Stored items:
***
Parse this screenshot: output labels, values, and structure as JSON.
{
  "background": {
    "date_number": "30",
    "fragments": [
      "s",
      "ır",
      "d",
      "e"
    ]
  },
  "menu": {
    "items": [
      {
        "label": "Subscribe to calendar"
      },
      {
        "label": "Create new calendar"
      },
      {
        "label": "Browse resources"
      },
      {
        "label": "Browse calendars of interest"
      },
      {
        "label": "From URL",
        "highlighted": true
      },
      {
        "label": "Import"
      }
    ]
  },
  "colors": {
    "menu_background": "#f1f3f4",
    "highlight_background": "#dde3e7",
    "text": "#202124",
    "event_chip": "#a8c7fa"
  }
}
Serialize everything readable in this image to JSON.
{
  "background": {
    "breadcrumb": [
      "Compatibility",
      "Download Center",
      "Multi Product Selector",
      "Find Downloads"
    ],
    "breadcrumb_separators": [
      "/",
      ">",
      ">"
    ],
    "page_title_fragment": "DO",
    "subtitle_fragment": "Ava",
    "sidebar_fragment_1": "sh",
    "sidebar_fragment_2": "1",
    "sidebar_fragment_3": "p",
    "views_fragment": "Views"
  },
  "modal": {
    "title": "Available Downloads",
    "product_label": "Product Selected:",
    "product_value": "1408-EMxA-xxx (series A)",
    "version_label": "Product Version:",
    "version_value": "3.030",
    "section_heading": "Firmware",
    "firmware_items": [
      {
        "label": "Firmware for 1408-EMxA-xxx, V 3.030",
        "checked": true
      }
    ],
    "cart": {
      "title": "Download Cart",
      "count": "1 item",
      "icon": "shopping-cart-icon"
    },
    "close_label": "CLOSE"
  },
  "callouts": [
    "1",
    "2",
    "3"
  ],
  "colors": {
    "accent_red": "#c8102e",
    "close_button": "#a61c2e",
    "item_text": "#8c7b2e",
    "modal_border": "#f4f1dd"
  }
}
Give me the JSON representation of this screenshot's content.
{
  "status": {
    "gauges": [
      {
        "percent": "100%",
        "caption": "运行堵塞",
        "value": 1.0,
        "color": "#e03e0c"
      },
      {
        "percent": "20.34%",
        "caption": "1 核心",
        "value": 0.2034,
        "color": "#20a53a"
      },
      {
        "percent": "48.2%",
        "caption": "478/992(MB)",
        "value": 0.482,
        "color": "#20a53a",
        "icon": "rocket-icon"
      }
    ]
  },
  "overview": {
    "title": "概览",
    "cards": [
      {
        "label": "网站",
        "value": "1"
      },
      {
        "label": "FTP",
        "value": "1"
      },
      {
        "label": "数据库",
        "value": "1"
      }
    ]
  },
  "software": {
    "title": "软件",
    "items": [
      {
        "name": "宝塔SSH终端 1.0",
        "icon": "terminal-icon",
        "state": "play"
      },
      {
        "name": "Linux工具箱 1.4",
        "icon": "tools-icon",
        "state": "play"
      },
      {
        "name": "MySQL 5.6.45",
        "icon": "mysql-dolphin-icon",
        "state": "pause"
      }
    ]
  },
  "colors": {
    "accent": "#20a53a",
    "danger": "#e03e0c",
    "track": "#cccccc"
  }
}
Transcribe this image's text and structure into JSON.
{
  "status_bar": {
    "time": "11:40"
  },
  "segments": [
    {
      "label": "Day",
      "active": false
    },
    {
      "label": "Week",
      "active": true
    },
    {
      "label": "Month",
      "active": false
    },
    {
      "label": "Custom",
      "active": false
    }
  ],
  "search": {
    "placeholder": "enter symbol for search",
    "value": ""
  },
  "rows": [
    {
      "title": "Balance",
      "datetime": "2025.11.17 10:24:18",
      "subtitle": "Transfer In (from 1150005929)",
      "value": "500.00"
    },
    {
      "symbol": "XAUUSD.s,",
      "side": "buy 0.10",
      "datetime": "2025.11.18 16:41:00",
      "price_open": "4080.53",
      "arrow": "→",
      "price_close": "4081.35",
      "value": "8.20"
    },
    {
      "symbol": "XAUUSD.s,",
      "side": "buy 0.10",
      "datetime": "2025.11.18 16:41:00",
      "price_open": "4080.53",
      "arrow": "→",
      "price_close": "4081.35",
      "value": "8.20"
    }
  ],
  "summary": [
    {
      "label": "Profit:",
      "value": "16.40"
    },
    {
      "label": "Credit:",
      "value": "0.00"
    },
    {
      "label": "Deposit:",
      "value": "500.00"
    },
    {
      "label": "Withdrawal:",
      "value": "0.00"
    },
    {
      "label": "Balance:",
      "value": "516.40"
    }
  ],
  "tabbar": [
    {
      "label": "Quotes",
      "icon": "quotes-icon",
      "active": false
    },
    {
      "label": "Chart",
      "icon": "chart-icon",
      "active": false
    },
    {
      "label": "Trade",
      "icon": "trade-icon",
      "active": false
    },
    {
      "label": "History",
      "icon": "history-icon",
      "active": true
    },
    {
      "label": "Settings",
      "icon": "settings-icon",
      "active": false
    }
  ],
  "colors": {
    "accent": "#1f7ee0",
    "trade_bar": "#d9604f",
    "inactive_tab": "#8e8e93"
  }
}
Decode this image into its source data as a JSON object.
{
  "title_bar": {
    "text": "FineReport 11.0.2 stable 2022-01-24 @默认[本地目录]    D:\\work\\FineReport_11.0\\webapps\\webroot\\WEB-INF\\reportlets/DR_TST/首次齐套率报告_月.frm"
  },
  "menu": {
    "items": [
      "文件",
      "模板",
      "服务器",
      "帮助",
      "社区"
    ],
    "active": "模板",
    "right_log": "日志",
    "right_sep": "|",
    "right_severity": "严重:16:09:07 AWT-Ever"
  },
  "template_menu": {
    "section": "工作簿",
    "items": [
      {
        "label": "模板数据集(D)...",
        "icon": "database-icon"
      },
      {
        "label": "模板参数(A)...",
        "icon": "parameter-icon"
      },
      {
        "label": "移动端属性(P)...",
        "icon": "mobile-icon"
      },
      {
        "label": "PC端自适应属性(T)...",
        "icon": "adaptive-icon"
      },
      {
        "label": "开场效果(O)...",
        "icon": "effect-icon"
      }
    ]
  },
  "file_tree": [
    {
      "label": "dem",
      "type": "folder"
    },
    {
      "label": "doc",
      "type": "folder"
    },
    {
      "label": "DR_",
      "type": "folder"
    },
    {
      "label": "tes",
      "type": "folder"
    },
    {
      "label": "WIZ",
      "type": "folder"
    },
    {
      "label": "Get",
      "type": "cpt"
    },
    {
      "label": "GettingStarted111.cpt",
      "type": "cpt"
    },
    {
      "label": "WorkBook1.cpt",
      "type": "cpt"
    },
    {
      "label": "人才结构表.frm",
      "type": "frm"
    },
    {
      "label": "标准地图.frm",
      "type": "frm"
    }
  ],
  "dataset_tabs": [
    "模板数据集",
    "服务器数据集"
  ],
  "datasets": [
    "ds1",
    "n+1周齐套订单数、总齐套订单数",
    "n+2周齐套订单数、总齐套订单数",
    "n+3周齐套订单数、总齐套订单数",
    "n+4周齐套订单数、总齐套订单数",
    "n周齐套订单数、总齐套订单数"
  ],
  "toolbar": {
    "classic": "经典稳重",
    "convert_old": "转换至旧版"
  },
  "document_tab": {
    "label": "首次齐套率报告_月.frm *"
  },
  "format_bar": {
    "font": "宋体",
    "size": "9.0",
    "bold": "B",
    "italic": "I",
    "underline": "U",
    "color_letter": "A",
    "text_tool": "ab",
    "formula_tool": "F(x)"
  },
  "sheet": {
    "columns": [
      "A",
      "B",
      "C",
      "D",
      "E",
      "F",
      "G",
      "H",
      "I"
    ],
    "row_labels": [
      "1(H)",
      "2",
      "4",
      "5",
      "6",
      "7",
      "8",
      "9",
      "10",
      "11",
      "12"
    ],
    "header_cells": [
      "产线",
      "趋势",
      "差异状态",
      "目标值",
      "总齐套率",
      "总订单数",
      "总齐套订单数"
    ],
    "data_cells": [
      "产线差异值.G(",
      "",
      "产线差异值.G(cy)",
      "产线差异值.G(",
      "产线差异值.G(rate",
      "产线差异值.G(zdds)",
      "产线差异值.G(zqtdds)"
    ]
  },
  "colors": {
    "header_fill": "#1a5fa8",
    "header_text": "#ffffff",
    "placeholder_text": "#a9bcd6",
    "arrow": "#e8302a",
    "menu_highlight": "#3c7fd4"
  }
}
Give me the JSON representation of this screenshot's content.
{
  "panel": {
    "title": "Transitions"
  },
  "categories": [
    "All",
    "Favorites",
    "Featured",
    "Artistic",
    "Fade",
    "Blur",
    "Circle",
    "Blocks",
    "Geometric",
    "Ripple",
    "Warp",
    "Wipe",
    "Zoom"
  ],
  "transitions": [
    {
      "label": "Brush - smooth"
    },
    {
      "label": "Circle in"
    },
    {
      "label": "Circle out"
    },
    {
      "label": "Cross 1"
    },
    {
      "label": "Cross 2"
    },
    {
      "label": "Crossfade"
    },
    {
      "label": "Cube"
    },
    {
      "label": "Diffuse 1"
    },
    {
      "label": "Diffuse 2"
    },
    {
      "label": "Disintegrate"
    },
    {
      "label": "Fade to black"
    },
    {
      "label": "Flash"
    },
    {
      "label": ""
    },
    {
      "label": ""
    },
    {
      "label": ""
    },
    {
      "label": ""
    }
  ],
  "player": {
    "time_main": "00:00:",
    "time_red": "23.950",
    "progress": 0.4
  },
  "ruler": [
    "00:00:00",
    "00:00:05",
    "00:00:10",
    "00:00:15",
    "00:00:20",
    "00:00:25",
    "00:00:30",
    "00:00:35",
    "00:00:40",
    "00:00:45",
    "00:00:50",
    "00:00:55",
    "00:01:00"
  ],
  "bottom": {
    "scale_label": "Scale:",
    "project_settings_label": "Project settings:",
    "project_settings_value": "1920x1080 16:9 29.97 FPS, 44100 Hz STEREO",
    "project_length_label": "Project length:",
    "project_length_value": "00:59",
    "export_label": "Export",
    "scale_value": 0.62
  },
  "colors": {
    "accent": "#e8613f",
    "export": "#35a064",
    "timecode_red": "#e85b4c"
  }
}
***
# DO THIS
In the entries above, find every line holding the word "structure" and copy it out.

# TASK SOLUTION
Parse this screenshot: output labels, values, and structure as JSON.
Transcribe this image's text and structure into JSON.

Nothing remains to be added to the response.